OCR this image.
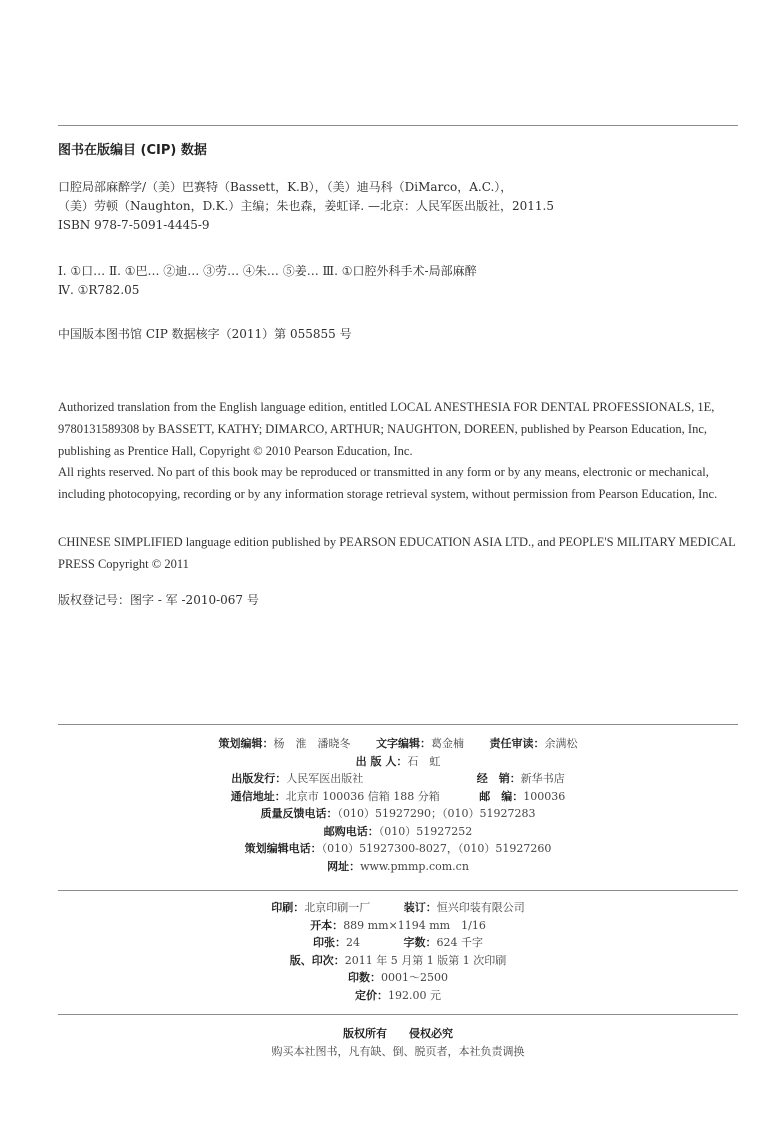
图书在版编目 (CIP) 数据
口腔局部麻醉学/（美）巴赛特（Bassett，K.B），（美）迪马科（DiMarco，A.C.），
（美）劳顿（Naughton，D.K.）主编；朱也森，姜虹译. —北京：人民军医出版社，2011.5
ISBN 978-7-5091-4445-9
Ⅰ. ①口… Ⅱ. ①巴… ②迪… ③劳… ④朱… ⑤姜… Ⅲ. ①口腔外科手术-局部麻醉
Ⅳ. ①R782.05
中国版本图书馆 CIP 数据核字（2011）第 055855 号
Authorized translation from the English language edition, entitled LOCAL ANESTHESIA FOR DENTAL PROFESSIONALS, 1E, 9780131589308 by BASSETT, KATHY; DIMARCO, ARTHUR; NAUGHTON, DOREEN, published by Pearson Education, Inc, publishing as Prentice Hall, Copyright © 2010 Pearson Education, Inc.
All rights reserved. No part of this book may be reproduced or transmitted in any form or by any means, electronic or mechanical, including photocopying, recording or by any information storage retrieval system, without permission from Pearson Education, Inc.
CHINESE SIMPLIFIED language edition published by PEARSON EDUCATION ASIA LTD., and PEOPLE'S MILITARY MEDICAL PRESS Copyright © 2011
版权登记号：图字 - 军 -2010-067 号
策划编辑：杨　淮　潘晓冬 文字编辑：葛金楠 责任审读：余满松
出 版 人：石　虹
出版发行：人民军医出版社	经　销：新华书店
通信地址：北京市 100036 信箱 188 分箱	邮　编：100036
质量反馈电话：（010）51927290；（010）51927283
邮购电话：（010）51927252
策划编辑电话：（010）51927300-8027，（010）51927260
网址：www.pmmp.com.cn
印刷：北京印刷一厂	装订：恒兴印装有限公司
开本：889 mm×1194 mm　1/16
印张：24	字数：624 千字
版、印次：2011 年 5 月第 1 版第 1 次印刷
印数：0001～2500
定价：192.00 元
版权所有　　侵权必究
购买本社图书，凡有缺、倒、脱页者，本社负责调换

■ What you should do: Isolate each line of the listing above that includes "edition". Copy it.

■ Result of the task:
Authorized translation from the English language edition, entitled LOCAL ANESTHESIA FOR DENTAL PROFESSIONALS, 1E, 9780131589308 by BASSETT, KATHY; DIMARCO, ARTHUR; NAUGHTON, DOREEN, published by Pearson Education, Inc, publishing as Prentice Hall, Copyright © 2010 Pearson Education, Inc.
CHINESE SIMPLIFIED language edition published by PEARSON EDUCATION ASIA LTD., and PEOPLE'S MILITARY MEDICAL PRESS Copyright © 2011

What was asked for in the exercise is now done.